▶ Task description: Rewrite the entries below from the first line through the line containing "dsp-label: Dsp: [246, 383, 274, 397]", changing "screenshot" to "image" and keeping everything else the same. Give only those lines.

▶ Input material:

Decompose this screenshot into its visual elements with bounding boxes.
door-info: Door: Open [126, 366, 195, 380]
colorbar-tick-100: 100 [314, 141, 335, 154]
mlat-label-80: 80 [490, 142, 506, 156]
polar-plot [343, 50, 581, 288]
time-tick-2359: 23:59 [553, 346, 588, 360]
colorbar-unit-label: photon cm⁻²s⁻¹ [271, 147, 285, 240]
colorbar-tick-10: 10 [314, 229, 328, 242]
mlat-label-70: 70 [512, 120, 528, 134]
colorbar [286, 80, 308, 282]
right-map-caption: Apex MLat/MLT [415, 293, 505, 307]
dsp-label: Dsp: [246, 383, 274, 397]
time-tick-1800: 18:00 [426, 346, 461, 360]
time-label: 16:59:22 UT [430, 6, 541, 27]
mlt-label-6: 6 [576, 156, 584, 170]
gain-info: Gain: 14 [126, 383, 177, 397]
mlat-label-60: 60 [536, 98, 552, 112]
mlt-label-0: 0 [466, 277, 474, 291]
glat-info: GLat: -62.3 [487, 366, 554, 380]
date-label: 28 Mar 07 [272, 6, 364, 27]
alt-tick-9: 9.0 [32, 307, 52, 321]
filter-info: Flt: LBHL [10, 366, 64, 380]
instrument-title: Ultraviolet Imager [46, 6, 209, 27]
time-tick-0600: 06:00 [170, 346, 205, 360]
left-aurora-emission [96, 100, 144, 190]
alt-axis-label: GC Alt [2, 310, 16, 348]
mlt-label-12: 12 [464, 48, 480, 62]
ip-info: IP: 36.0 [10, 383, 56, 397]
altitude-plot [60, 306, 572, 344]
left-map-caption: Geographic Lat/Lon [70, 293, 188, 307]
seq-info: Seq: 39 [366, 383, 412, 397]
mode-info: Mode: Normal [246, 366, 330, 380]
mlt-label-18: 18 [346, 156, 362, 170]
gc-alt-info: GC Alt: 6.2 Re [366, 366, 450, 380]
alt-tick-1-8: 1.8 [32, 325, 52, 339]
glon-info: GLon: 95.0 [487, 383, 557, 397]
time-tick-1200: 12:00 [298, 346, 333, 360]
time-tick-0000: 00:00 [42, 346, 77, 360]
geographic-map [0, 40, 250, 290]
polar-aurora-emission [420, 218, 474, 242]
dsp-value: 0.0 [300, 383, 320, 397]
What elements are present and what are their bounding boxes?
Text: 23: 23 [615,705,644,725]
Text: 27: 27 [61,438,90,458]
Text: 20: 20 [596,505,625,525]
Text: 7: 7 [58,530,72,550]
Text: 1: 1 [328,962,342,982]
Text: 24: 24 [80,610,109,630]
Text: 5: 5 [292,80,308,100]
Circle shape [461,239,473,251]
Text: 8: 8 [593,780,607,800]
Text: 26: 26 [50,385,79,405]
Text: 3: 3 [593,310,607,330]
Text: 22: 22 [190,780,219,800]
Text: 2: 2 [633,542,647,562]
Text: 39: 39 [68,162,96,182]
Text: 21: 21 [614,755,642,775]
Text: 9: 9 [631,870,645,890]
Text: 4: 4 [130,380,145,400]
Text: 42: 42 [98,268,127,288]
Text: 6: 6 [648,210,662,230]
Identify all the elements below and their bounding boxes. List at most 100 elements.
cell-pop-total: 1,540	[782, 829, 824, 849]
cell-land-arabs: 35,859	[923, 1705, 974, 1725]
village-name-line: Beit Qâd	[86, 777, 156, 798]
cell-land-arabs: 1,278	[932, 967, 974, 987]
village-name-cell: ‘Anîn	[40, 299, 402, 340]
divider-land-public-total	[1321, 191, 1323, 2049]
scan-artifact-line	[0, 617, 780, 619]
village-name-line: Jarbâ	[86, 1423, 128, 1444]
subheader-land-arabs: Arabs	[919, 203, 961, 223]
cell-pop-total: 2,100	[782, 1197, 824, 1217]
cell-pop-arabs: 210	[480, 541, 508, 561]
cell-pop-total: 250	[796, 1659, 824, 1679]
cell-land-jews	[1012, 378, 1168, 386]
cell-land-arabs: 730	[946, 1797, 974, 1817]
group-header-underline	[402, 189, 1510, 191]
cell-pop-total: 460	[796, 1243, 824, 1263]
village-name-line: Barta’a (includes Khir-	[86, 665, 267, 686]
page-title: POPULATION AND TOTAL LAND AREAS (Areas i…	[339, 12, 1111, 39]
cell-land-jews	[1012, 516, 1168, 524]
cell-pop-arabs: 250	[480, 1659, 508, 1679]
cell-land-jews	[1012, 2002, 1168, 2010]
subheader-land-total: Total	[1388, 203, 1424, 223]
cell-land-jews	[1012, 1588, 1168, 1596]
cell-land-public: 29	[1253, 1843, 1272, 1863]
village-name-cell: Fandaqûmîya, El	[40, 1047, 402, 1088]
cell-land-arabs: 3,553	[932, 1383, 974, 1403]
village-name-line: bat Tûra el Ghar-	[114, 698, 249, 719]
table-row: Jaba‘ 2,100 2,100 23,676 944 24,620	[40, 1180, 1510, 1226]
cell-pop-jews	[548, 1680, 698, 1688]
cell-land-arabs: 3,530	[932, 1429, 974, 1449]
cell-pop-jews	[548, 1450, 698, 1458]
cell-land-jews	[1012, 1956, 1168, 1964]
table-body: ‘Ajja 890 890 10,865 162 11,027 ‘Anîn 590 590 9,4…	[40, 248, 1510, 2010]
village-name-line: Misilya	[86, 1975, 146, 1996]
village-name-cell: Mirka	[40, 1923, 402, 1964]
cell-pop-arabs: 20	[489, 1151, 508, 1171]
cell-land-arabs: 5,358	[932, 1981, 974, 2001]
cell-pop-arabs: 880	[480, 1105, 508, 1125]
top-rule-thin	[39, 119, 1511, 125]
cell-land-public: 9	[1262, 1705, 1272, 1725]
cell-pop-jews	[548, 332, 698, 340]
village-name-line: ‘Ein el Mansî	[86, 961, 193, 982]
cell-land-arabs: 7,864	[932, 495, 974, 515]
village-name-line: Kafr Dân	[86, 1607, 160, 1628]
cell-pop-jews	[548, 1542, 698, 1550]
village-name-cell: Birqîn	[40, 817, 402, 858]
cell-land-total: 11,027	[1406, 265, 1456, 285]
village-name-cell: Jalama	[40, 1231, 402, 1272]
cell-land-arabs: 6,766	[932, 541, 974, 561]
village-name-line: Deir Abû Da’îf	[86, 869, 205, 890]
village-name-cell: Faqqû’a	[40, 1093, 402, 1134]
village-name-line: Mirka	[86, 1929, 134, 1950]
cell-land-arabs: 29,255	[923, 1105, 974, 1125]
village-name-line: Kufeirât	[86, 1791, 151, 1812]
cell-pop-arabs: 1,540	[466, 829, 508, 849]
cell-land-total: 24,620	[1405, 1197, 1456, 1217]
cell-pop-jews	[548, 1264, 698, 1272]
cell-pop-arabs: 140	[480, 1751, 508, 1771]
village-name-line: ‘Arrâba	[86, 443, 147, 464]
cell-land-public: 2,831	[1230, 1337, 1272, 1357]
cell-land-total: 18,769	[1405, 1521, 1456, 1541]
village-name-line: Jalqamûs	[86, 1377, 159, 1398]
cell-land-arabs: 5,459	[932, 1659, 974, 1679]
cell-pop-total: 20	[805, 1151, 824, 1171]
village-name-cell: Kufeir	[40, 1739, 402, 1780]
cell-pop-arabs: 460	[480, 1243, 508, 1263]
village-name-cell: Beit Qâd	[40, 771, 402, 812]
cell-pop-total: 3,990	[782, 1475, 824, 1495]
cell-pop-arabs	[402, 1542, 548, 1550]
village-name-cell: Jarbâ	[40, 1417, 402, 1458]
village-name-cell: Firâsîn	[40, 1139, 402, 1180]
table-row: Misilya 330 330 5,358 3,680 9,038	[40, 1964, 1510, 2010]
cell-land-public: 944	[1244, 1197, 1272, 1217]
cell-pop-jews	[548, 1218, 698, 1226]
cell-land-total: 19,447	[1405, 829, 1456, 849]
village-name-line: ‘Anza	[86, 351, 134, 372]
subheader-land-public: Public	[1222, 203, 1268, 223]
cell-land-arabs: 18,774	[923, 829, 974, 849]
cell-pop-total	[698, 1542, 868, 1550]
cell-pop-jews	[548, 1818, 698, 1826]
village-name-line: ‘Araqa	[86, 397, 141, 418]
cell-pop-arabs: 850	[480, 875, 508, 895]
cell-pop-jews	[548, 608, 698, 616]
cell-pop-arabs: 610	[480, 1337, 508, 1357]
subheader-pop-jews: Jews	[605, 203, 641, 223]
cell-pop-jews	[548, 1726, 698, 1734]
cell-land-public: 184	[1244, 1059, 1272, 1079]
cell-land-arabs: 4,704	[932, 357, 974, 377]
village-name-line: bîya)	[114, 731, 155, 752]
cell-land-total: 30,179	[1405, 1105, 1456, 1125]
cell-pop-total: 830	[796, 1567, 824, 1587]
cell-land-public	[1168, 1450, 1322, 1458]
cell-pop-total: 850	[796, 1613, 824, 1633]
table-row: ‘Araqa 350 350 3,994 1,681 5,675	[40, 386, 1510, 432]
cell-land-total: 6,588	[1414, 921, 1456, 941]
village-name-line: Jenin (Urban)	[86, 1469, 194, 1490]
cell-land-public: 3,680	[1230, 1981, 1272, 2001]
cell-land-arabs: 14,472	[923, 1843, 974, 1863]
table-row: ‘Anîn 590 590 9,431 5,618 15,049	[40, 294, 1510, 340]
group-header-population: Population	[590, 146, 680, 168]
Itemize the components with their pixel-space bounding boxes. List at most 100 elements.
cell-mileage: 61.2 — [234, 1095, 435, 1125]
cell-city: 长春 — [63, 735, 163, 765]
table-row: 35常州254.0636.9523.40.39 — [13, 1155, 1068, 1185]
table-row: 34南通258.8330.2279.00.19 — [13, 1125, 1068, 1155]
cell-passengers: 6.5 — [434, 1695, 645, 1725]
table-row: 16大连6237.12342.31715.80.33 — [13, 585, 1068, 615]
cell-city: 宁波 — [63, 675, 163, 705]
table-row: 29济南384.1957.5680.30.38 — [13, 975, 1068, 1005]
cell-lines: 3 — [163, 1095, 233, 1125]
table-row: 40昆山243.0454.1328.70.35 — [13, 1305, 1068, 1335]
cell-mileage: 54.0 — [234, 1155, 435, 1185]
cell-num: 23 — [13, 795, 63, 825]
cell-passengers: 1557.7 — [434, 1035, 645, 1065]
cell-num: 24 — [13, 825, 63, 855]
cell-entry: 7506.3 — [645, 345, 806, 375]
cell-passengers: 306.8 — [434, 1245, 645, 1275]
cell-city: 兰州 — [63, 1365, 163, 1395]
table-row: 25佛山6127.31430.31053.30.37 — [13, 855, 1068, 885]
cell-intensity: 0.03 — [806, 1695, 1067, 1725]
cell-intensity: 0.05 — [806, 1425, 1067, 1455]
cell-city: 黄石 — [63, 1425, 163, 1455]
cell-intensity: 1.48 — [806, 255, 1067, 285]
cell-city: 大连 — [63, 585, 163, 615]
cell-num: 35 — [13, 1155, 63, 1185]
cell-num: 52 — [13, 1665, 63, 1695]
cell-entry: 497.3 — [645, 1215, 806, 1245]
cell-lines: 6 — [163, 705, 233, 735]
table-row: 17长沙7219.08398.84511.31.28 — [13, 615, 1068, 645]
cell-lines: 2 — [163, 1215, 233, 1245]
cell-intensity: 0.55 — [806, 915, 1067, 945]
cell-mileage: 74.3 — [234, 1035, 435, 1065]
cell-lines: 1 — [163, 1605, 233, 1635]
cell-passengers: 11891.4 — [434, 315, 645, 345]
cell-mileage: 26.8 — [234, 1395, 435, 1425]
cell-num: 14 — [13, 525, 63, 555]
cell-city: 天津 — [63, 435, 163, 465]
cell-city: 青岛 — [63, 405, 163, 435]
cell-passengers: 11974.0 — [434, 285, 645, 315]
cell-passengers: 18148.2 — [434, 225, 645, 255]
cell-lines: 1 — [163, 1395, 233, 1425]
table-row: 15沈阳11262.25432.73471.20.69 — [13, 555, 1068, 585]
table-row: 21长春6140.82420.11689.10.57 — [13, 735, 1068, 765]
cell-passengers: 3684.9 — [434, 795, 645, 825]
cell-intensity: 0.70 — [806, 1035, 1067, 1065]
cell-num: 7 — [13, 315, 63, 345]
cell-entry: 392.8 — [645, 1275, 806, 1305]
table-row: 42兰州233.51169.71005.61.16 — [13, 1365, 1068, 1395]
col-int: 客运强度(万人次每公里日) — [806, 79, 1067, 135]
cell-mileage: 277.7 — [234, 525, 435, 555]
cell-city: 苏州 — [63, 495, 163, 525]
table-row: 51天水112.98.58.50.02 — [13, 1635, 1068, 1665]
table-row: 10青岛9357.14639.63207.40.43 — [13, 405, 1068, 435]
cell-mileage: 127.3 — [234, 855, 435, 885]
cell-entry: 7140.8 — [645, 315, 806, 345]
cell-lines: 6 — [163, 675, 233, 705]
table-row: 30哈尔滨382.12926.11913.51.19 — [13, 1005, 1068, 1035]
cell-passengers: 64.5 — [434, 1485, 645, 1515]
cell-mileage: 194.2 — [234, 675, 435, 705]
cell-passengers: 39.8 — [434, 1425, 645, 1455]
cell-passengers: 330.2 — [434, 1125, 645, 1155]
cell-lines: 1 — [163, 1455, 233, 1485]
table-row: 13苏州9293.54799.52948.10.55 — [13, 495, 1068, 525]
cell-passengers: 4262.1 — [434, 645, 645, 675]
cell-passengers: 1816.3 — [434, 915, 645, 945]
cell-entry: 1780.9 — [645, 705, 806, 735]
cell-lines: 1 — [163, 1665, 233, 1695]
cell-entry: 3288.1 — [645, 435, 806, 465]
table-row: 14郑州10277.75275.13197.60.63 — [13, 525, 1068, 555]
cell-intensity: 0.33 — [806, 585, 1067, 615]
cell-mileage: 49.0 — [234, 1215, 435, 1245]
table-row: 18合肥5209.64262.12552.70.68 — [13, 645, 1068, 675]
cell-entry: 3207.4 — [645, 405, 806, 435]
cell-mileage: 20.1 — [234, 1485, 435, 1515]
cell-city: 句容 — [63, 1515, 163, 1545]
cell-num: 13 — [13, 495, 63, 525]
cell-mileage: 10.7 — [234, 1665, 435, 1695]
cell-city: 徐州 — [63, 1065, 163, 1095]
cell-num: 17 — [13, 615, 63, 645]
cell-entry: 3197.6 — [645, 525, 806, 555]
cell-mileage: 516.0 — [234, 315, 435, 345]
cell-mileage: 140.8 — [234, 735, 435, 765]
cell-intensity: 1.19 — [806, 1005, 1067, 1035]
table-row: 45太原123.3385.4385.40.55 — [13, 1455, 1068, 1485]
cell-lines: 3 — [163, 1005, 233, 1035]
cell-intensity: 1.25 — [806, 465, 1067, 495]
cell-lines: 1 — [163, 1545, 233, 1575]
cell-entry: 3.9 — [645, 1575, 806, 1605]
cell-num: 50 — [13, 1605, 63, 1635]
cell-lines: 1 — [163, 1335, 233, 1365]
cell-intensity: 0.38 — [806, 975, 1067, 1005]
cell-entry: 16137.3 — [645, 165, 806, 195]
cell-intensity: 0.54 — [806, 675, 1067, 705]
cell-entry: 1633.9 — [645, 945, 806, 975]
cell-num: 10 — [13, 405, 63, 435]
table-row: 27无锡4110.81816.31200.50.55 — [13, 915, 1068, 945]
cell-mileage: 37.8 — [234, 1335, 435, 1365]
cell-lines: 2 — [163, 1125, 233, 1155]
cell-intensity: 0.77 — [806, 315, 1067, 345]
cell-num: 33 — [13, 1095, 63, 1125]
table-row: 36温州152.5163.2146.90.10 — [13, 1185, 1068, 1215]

▶ The output:
Decompose this image into its visual elements with bounding boxes.
door-info: Door: Open [126, 366, 195, 380]
colorbar-tick-100: 100 [314, 141, 335, 154]
mlat-label-80: 80 [490, 142, 506, 156]
polar-plot [343, 50, 581, 288]
time-tick-2359: 23:59 [553, 346, 588, 360]
colorbar-unit-label: photon cm⁻²s⁻¹ [271, 147, 285, 240]
colorbar-tick-10: 10 [314, 229, 328, 242]
mlat-label-70: 70 [512, 120, 528, 134]
colorbar [286, 80, 308, 282]
right-map-caption: Apex MLat/MLT [415, 293, 505, 307]
dsp-label: Dsp: [246, 383, 274, 397]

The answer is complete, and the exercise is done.